[Stored data entries]
- - -

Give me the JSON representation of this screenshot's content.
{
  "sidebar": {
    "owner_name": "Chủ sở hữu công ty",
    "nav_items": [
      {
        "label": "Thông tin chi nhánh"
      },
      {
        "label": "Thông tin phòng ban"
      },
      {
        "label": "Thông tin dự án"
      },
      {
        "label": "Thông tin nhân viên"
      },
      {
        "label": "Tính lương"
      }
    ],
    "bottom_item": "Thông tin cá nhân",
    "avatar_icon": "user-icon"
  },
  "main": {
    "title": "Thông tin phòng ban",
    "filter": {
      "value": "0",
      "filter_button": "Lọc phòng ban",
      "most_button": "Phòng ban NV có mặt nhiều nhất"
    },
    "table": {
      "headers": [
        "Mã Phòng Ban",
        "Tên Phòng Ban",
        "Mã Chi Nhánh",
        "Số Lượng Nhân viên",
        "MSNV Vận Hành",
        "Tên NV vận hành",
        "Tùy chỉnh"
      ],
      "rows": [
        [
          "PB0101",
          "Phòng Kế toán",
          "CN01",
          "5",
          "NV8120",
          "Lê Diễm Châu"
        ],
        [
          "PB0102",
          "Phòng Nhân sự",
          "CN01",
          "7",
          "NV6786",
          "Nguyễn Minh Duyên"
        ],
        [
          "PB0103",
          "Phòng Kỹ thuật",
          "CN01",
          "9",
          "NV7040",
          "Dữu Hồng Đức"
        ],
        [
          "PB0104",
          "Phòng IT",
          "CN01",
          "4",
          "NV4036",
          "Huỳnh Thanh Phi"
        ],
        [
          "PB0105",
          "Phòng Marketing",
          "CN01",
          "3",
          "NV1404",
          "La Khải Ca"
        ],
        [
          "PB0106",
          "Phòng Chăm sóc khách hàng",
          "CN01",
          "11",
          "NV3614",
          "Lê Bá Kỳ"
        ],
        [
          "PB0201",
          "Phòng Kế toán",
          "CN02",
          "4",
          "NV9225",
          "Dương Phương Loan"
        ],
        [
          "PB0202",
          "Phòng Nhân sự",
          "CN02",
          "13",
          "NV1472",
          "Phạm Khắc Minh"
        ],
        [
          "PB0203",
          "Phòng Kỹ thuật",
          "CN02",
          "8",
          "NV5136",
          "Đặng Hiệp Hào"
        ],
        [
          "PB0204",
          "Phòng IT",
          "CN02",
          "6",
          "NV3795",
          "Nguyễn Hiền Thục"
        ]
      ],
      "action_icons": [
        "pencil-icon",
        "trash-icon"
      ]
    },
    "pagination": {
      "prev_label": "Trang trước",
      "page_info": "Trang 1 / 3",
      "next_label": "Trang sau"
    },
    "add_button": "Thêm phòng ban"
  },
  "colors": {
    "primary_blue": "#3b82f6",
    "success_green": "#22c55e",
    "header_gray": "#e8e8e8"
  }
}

- - -

▶ **INSTRUCTIONS FOR THE TASK**:
Write out all the entries exactly.

▶ **PROBLEM SOLUTION**:
Give me the JSON representation of this screenshot's content.
{
  "sidebar": {
    "owner_name": "Chủ sở hữu công ty",
    "nav_items": [
      {
        "label": "Thông tin chi nhánh"
      },
      {
        "label": "Thông tin phòng ban"
      },
      {
        "label": "Thông tin dự án"
      },
      {
        "label": "Thông tin nhân viên"
      },
      {
        "label": "Tính lương"
      }
    ],
    "bottom_item": "Thông tin cá nhân",
    "avatar_icon": "user-icon"
  },
  "main": {
    "title": "Thông tin phòng ban",
    "filter": {
      "value": "0",
      "filter_button": "Lọc phòng ban",
      "most_button": "Phòng ban NV có mặt nhiều nhất"
    },
    "table": {
      "headers": [
        "Mã Phòng Ban",
        "Tên Phòng Ban",
        "Mã Chi Nhánh",
        "Số Lượng Nhân viên",
        "MSNV Vận Hành",
        "Tên NV vận hành",
        "Tùy chỉnh"
      ],
      "rows": [
        [
          "PB0101",
          "Phòng Kế toán",
          "CN01",
          "5",
          "NV8120",
          "Lê Diễm Châu"
        ],
        [
          "PB0102",
          "Phòng Nhân sự",
          "CN01",
          "7",
          "NV6786",
          "Nguyễn Minh Duyên"
        ],
        [
          "PB0103",
          "Phòng Kỹ thuật",
          "CN01",
          "9",
          "NV7040",
          "Dữu Hồng Đức"
        ],
        [
          "PB0104",
          "Phòng IT",
          "CN01",
          "4",
          "NV4036",
          "Huỳnh Thanh Phi"
        ],
        [
          "PB0105",
          "Phòng Marketing",
          "CN01",
          "3",
          "NV1404",
          "La Khải Ca"
        ],
        [
          "PB0106",
          "Phòng Chăm sóc khách hàng",
          "CN01",
          "11",
          "NV3614",
          "Lê Bá Kỳ"
        ],
        [
          "PB0201",
          "Phòng Kế toán",
          "CN02",
          "4",
          "NV9225",
          "Dương Phương Loan"
        ],
        [
          "PB0202",
          "Phòng Nhân sự",
          "CN02",
          "13",
          "NV1472",
          "Phạm Khắc Minh"
        ],
        [
          "PB0203",
          "Phòng Kỹ thuật",
          "CN02",
          "8",
          "NV5136",
          "Đặng Hiệp Hào"
        ],
        [
          "PB0204",
          "Phòng IT",
          "CN02",
          "6",
          "NV3795",
          "Nguyễn Hiền Thục"
        ]
      ],
      "action_icons": [
        "pencil-icon",
        "trash-icon"
      ]
    },
    "pagination": {
      "prev_label": "Trang trước",
      "page_info": "Trang 1 / 3",
      "next_label": "Trang sau"
    },
    "add_button": "Thêm phòng ban"
  },
  "colors": {
    "primary_blue": "#3b82f6",
    "success_green": "#22c55e",
    "header_gray": "#e8e8e8"
  }
}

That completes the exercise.